#### Goal:
List each line of the data that holds the word "Texto".

#### Records from a data source:
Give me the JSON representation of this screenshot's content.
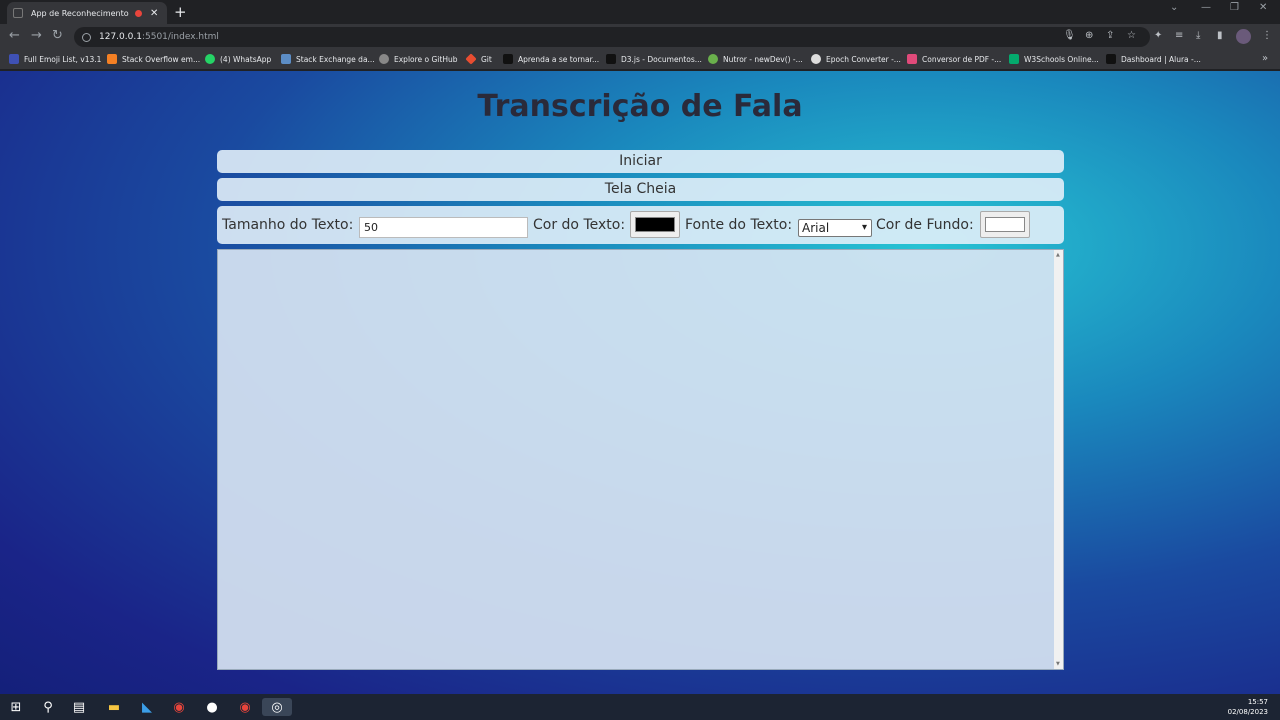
{
  "browser": {
    "tab_title": "App de Reconhecimento de",
    "url_host": "127.0.0.1",
    "url_path": ":5501/index.html",
    "bookmarks": [
      {
        "label": "Full Emoji List, v13.1",
        "color": "#3f51b5"
      },
      {
        "label": "Stack Overflow em...",
        "color": "#f48024"
      },
      {
        "label": "(4) WhatsApp",
        "color": "#25d366"
      },
      {
        "label": "Stack Exchange da...",
        "color": "#5c8dc6"
      },
      {
        "label": "Explore o GitHub",
        "color": "#888888"
      },
      {
        "label": "Git",
        "color": "#e84d31"
      },
      {
        "label": "Aprenda a se tornar...",
        "color": "#111111"
      },
      {
        "label": "D3.js - Documentos...",
        "color": "#111111"
      },
      {
        "label": "Nutror - newDev() -...",
        "color": "#6ab04c"
      },
      {
        "label": "Epoch Converter -...",
        "color": "#dddddd"
      },
      {
        "label": "Conversor de PDF -...",
        "color": "#e04a7a"
      },
      {
        "label": "W3Schools Online...",
        "color": "#04aa6d"
      },
      {
        "label": "Dashboard | Alura -...",
        "color": "#111111"
      }
    ]
  },
  "page": {
    "title": "Transcrição de Fala",
    "start_button": "Iniciar",
    "fullscreen_button": "Tela Cheia",
    "text_size_label": "Tamanho do Texto:",
    "text_size_value": "50",
    "text_color_label": "Cor do Texto:",
    "text_color": "#000000",
    "font_label": "Fonte do Texto:",
    "font_selected": "Arial",
    "bg_color_label": "Cor de Fundo:",
    "bg_color": "#ffffff"
  },
  "taskbar": {
    "time": "15:57",
    "date": "02/08/2023"
  }
}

#### Response to this exercise:
    "text_size_label": "Tamanho do Texto:",
    "text_color_label": "Cor do Texto:",
    "font_label": "Fonte do Texto:",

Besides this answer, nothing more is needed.